— Task statement —
Reproduce every entry below precisely; do not include the pictures.

— Entries supplied —
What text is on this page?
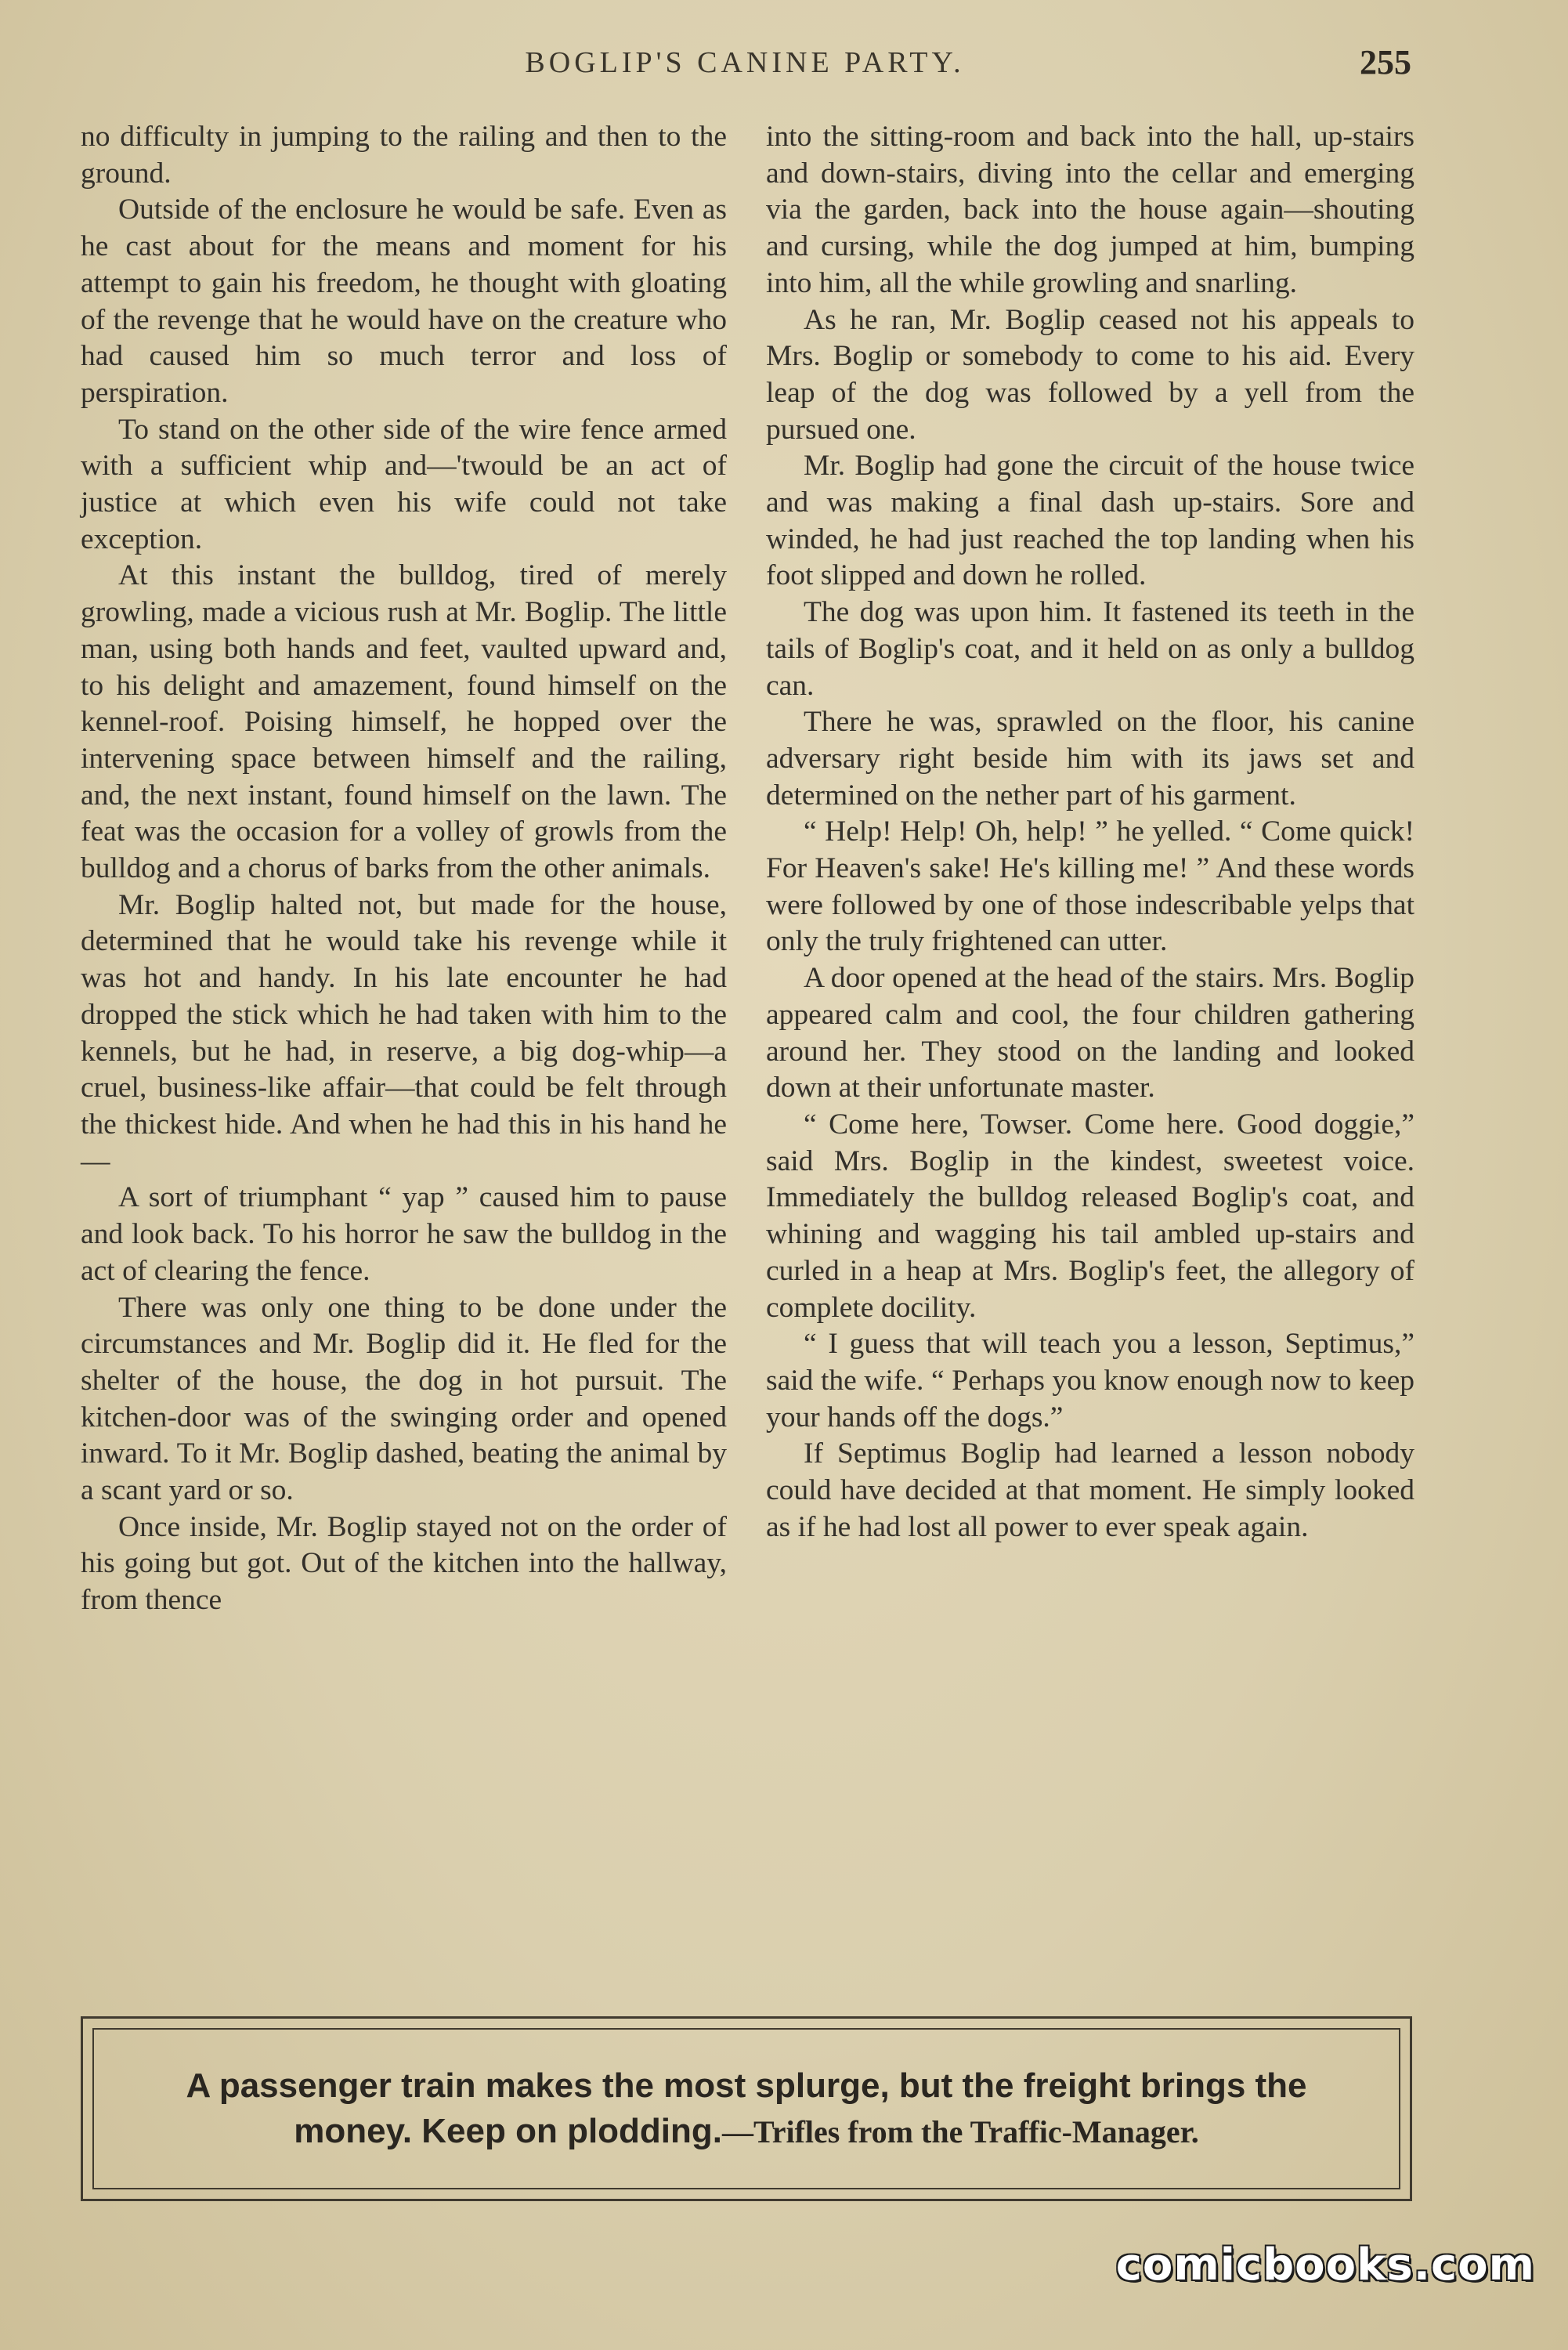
BOGLIP'S CANINE PARTY.	255

no difficulty in jumping to the railing and then to the ground.

Outside of the enclosure he would be safe. Even as he cast about for the means and moment for his attempt to gain his freedom, he thought with gloating of the revenge that he would have on the creature who had caused him so much terror and loss of perspiration.

To stand on the other side of the wire fence armed with a sufficient whip and—'twould be an act of justice at which even his wife could not take exception.

At this instant the bulldog, tired of merely growling, made a vicious rush at Mr. Boglip. The little man, using both hands and feet, vaulted upward and, to his delight and amazement, found himself on the kennel-roof. Poising himself, he hopped over the intervening space between himself and the railing, and, the next instant, found himself on the lawn. The feat was the occasion for a volley of growls from the bulldog and a chorus of barks from the other animals.

Mr. Boglip halted not, but made for the house, determined that he would take his revenge while it was hot and handy. In his late encounter he had dropped the stick which he had taken with him to the kennels, but he had, in reserve, a big dog-whip—a cruel, business-like affair—that could be felt through the thickest hide. And when he had this in his hand he—

A sort of triumphant “ yap ” caused him to pause and look back. To his horror he saw the bulldog in the act of clearing the fence.

There was only one thing to be done under the circumstances and Mr. Boglip did it. He fled for the shelter of the house, the dog in hot pursuit. The kitchen-door was of the swinging order and opened inward. To it Mr. Boglip dashed, beating the animal by a scant yard or so.

Once inside, Mr. Boglip stayed not on the order of his going but got. Out of the kitchen into the hallway, from thence

into the sitting-room and back into the hall, up-stairs and down-stairs, diving into the cellar and emerging via the garden, back into the house again—shouting and cursing, while the dog jumped at him, bumping into him, all the while growling and snarling.

As he ran, Mr. Boglip ceased not his appeals to Mrs. Boglip or somebody to come to his aid. Every leap of the dog was followed by a yell from the pursued one.

Mr. Boglip had gone the circuit of the house twice and was making a final dash up-stairs. Sore and winded, he had just reached the top landing when his foot slipped and down he rolled.

The dog was upon him. It fastened its teeth in the tails of Boglip's coat, and it held on as only a bulldog can.

There he was, sprawled on the floor, his canine adversary right beside him with its jaws set and determined on the nether part of his garment.

“ Help! Help! Oh, help! ” he yelled. “ Come quick! For Heaven's sake! He's killing me! ” And these words were followed by one of those indescribable yelps that only the truly frightened can utter.

A door opened at the head of the stairs. Mrs. Boglip appeared calm and cool, the four children gathering around her. They stood on the landing and looked down at their unfortunate master.

“ Come here, Towser. Come here. Good doggie,” said Mrs. Boglip in the kindest, sweetest voice. Immediately the bulldog released Boglip's coat, and whining and wagging his tail ambled up-stairs and curled in a heap at Mrs. Boglip's feet, the allegory of complete docility.

“ I guess that will teach you a lesson, Septimus,” said the wife. “ Perhaps you know enough now to keep your hands off the dogs.”

If Septimus Boglip had learned a lesson nobody could have decided at that moment. He simply looked as if he had lost all power to ever speak again.

A passenger train makes the most splurge, but the freight brings the money. Keep on plodding.—Trifles from the Traffic-Manager.
comicbooks.com
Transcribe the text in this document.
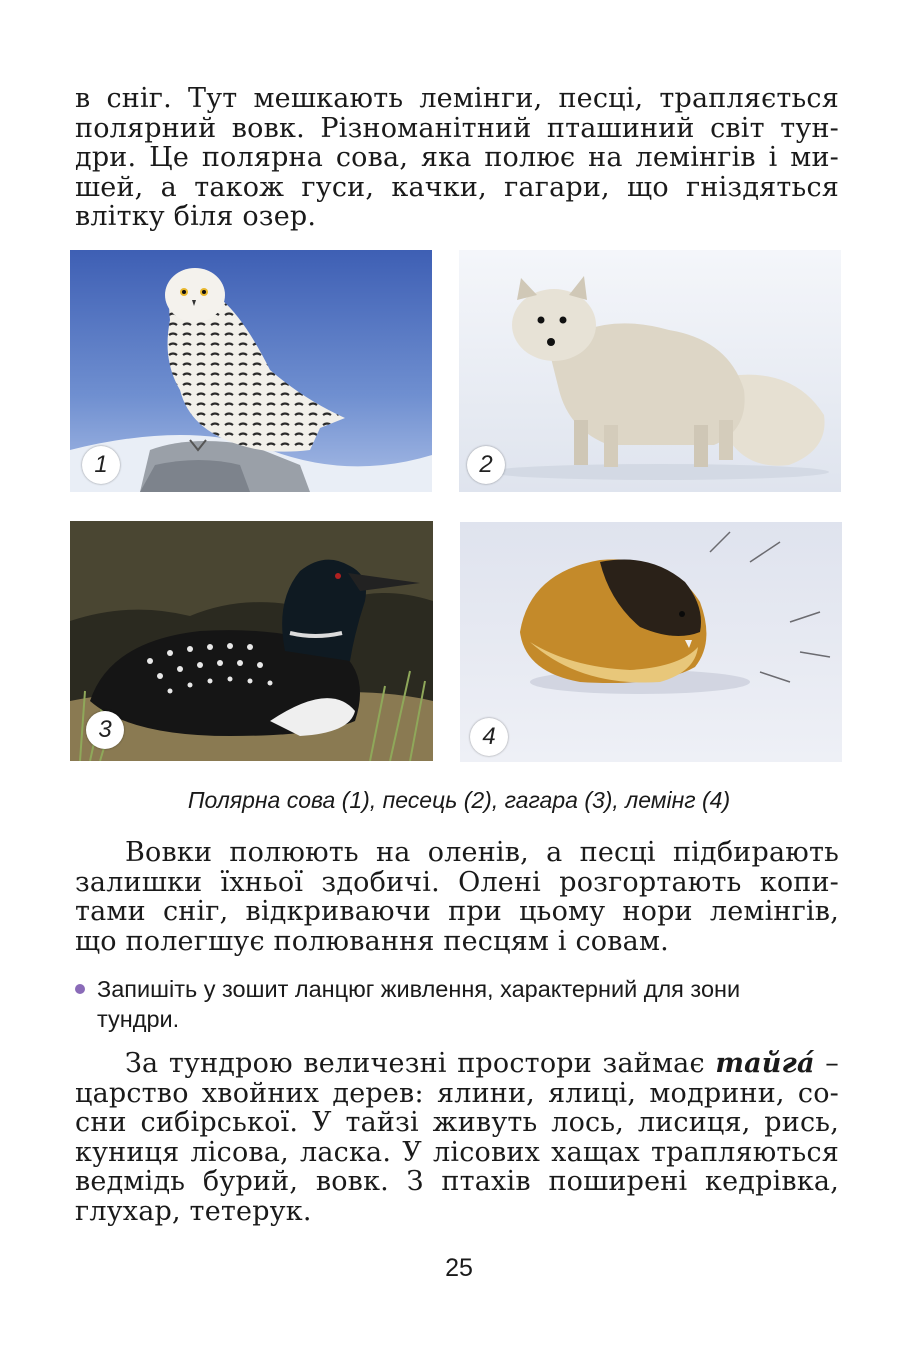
в сніг. Тут мешкають лемінги, песці, трапляється
полярний вовк. Різноманітний пташиний світ тун-
дри. Це полярна сова, яка полює на лемінгів і ми-
шей, а також гуси, качки, гагари, що гніздяться
влітку біля озер.
1	2
3	4
Полярна сова (1), песець (2), гагара (3), лемінг (4)
Вовки полюють на оленів, а песці підбирають
залишки їхньої здобичі. Олені розгортають копи-
тами сніг, відкриваючи при цьому нори лемінгів,
що полегшує полювання песцям і совам.
Запишіть у зошит ланцюг живлення, характерний для зони
тундри.
За тундрою величезні простори займає тайга́ –
царство хвойних дерев: ялини, ялиці, модрини, со-
сни сибірської. У тайзі живуть лось, лисиця, рись,
куниця лісова, ласка. У лісових хащах трапляються
ведмідь бурий, вовк. З птахів поширені кедрівка,
глухар, тетерук.
25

— Reply —
What text is on this page?
BOGLIP'S CANINE PARTY.	255

no difficulty in jumping to the railing and then to the ground.

Outside of the enclosure he would be safe. Even as he cast about for the means and moment for his attempt to gain his freedom, he thought with gloating of the revenge that he would have on the creature who had caused him so much terror and loss of perspiration.

To stand on the other side of the wire fence armed with a sufficient whip and—'twould be an act of justice at which even his wife could not take exception.

At this instant the bulldog, tired of merely growling, made a vicious rush at Mr. Boglip. The little man, using both hands and feet, vaulted upward and, to his delight and amazement, found himself on the kennel-roof. Poising himself, he hopped over the intervening space between himself and the railing, and, the next instant, found himself on the lawn. The feat was the occasion for a volley of growls from the bulldog and a chorus of barks from the other animals.

Mr. Boglip halted not, but made for the house, determined that he would take his revenge while it was hot and handy. In his late encounter he had dropped the stick which he had taken with him to the kennels, but he had, in reserve, a big dog-whip—a cruel, business-like affair—that could be felt through the thickest hide. And when he had this in his hand he—

A sort of triumphant “ yap ” caused him to pause and look back. To his horror he saw the bulldog in the act of clearing the fence.

There was only one thing to be done under the circumstances and Mr. Boglip did it. He fled for the shelter of the house, the dog in hot pursuit. The kitchen-door was of the swinging order and opened inward. To it Mr. Boglip dashed, beating the animal by a scant yard or so.

Once inside, Mr. Boglip stayed not on the order of his going but got. Out of the kitchen into the hallway, from thence

into the sitting-room and back into the hall, up-stairs and down-stairs, diving into the cellar and emerging via the garden, back into the house again—shouting and cursing, while the dog jumped at him, bumping into him, all the while growling and snarling.

As he ran, Mr. Boglip ceased not his appeals to Mrs. Boglip or somebody to come to his aid. Every leap of the dog was followed by a yell from the pursued one.

Mr. Boglip had gone the circuit of the house twice and was making a final dash up-stairs. Sore and winded, he had just reached the top landing when his foot slipped and down he rolled.

The dog was upon him. It fastened its teeth in the tails of Boglip's coat, and it held on as only a bulldog can.

There he was, sprawled on the floor, his canine adversary right beside him with its jaws set and determined on the nether part of his garment.

“ Help! Help! Oh, help! ” he yelled. “ Come quick! For Heaven's sake! He's killing me! ” And these words were followed by one of those indescribable yelps that only the truly frightened can utter.

A door opened at the head of the stairs. Mrs. Boglip appeared calm and cool, the four children gathering around her. They stood on the landing and looked down at their unfortunate master.

“ Come here, Towser. Come here. Good doggie,” said Mrs. Boglip in the kindest, sweetest voice. Immediately the bulldog released Boglip's coat, and whining and wagging his tail ambled up-stairs and curled in a heap at Mrs. Boglip's feet, the allegory of complete docility.

“ I guess that will teach you a lesson, Septimus,” said the wife. “ Perhaps you know enough now to keep your hands off the dogs.”

If Septimus Boglip had learned a lesson nobody could have decided at that moment. He simply looked as if he had lost all power to ever speak again.

A passenger train makes the most splurge, but the freight brings the money. Keep on plodding.—Trifles from the Traffic-Manager.
comicbooks.com
Transcribe the text in this document.
в сніг. Тут мешкають лемінги, песці, трапляється
полярний вовк. Різноманітний пташиний світ тун-
дри. Це полярна сова, яка полює на лемінгів і ми-
шей, а також гуси, качки, гагари, що гніздяться
влітку біля озер.
1	2
3	4
Полярна сова (1), песець (2), гагара (3), лемінг (4)
Вовки полюють на оленів, а песці підбирають
залишки їхньої здобичі. Олені розгортають копи-
тами сніг, відкриваючи при цьому нори лемінгів,
що полегшує полювання песцям і совам.
Запишіть у зошит ланцюг живлення, характерний для зони
тундри.
За тундрою величезні простори займає тайга́ –
царство хвойних дерев: ялини, ялиці, модрини, со-
сни сибірської. У тайзі живуть лось, лисиця, рись,
куниця лісова, ласка. У лісових хащах трапляються
ведмідь бурий, вовк. З птахів поширені кедрівка,
глухар, тетерук.
25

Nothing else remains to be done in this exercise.